-- Available records start --

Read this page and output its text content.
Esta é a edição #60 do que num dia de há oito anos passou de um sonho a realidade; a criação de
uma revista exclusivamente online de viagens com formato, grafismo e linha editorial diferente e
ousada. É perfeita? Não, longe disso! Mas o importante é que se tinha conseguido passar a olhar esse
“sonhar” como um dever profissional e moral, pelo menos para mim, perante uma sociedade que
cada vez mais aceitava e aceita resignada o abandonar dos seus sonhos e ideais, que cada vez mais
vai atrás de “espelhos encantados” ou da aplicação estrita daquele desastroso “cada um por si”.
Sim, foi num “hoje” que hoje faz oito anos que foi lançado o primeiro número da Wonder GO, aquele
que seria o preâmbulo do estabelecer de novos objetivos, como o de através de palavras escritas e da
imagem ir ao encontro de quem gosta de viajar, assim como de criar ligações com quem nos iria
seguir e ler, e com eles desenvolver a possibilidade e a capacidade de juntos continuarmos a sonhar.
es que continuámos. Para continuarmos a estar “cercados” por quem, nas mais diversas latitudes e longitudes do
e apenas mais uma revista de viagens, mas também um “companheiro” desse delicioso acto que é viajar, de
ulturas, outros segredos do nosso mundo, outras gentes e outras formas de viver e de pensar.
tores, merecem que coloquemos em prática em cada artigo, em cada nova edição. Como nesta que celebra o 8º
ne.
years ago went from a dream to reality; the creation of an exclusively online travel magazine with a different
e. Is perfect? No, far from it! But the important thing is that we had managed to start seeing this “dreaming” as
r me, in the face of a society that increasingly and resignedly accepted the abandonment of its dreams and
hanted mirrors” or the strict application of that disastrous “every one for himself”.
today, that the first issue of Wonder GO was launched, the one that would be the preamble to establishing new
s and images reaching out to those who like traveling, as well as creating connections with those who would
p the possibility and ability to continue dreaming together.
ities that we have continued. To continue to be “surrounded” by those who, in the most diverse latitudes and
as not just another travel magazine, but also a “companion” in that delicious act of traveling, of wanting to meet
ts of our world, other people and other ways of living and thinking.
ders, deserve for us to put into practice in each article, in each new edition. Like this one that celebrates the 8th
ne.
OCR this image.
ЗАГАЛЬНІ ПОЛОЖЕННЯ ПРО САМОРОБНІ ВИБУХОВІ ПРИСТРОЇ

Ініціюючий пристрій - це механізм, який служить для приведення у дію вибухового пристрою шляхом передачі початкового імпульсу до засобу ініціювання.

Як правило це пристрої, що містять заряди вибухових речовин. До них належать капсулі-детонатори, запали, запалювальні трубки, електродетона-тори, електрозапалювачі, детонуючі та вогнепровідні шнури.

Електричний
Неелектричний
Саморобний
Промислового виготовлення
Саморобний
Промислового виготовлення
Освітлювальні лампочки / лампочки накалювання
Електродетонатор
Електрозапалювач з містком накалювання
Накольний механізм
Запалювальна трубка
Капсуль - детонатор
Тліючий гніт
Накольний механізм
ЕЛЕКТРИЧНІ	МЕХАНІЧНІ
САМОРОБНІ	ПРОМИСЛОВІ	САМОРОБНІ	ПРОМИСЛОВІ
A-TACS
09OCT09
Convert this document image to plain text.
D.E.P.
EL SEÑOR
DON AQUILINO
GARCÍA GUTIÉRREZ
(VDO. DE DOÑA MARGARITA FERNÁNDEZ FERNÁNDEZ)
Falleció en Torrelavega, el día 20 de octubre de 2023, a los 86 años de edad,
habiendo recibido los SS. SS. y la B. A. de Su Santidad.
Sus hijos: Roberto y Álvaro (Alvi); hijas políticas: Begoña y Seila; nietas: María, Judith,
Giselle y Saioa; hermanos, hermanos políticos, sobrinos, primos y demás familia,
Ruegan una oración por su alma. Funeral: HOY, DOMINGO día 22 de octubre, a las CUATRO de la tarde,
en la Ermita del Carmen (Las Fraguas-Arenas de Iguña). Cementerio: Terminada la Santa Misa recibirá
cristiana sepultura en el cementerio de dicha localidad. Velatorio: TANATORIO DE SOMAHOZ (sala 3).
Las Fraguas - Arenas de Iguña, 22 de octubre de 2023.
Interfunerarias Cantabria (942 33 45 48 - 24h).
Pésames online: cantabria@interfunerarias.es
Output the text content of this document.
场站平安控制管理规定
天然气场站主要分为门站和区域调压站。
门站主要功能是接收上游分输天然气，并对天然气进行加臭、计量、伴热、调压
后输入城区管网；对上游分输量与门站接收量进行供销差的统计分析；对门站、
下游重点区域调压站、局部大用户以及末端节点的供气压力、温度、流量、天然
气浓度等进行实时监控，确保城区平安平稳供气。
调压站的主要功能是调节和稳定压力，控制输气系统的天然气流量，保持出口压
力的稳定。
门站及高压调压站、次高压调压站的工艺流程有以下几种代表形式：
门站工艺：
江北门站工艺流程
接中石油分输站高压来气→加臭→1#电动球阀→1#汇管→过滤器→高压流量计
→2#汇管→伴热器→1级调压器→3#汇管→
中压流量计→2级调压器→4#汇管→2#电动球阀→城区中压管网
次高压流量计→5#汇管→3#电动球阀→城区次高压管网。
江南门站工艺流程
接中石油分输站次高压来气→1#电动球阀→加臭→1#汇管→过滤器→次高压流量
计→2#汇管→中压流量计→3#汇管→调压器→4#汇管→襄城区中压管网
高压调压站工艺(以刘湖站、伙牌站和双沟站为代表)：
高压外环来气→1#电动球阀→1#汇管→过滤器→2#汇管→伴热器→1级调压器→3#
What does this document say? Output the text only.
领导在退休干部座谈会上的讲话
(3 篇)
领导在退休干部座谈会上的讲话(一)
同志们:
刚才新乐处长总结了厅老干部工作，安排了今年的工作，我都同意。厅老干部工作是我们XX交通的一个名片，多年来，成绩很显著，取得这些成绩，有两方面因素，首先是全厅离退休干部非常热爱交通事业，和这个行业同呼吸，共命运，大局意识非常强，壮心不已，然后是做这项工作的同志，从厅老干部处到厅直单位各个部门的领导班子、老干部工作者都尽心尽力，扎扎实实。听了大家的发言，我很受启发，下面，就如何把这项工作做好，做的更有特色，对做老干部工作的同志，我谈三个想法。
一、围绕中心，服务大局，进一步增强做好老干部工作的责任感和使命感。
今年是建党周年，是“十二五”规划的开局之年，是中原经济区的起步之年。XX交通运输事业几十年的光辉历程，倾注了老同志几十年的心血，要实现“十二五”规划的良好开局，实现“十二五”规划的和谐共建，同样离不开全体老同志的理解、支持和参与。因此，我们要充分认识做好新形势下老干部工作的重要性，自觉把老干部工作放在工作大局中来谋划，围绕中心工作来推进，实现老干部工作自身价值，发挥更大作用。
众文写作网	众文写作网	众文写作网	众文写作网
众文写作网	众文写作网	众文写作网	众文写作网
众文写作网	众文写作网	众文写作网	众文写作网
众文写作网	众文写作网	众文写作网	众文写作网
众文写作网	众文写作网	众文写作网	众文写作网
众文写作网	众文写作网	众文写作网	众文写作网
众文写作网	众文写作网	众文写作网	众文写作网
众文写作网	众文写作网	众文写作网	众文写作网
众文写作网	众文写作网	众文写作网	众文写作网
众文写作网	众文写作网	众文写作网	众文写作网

-- Available records end --

▶ **Problem to solve**
From the line containing "What does this" to the last line of the material, please quote every line exactly and only those.

▶ **Output of the exercise**
What does this document say? Output the text only.
领导在退休干部座谈会上的讲话
(3 篇)
领导在退休干部座谈会上的讲话(一)
同志们:
刚才新乐处长总结了厅老干部工作，安排了今年的工作，我都同意。厅老干部工作是我们XX交通的一个名片，多年来，成绩很显著，取得这些成绩，有两方面因素，首先是全厅离退休干部非常热爱交通事业，和这个行业同呼吸，共命运，大局意识非常强，壮心不已，然后是做这项工作的同志，从厅老干部处到厅直单位各个部门的领导班子、老干部工作者都尽心尽力，扎扎实实。听了大家的发言，我很受启发，下面，就如何把这项工作做好，做的更有特色，对做老干部工作的同志，我谈三个想法。
一、围绕中心，服务大局，进一步增强做好老干部工作的责任感和使命感。
今年是建党周年，是“十二五”规划的开局之年，是中原经济区的起步之年。XX交通运输事业几十年的光辉历程，倾注了老同志几十年的心血，要实现“十二五”规划的良好开局，实现“十二五”规划的和谐共建，同样离不开全体老同志的理解、支持和参与。因此，我们要充分认识做好新形势下老干部工作的重要性，自觉把老干部工作放在工作大局中来谋划，围绕中心工作来推进，实现老干部工作自身价值，发挥更大作用。
众文写作网	众文写作网	众文写作网	众文写作网
众文写作网	众文写作网	众文写作网	众文写作网
众文写作网	众文写作网	众文写作网	众文写作网
众文写作网	众文写作网	众文写作网	众文写作网
众文写作网	众文写作网	众文写作网	众文写作网
众文写作网	众文写作网	众文写作网	众文写作网
众文写作网	众文写作网	众文写作网	众文写作网
众文写作网	众文写作网	众文写作网	众文写作网
众文写作网	众文写作网	众文写作网	众文写作网
众文写作网	众文写作网	众文写作网	众文写作网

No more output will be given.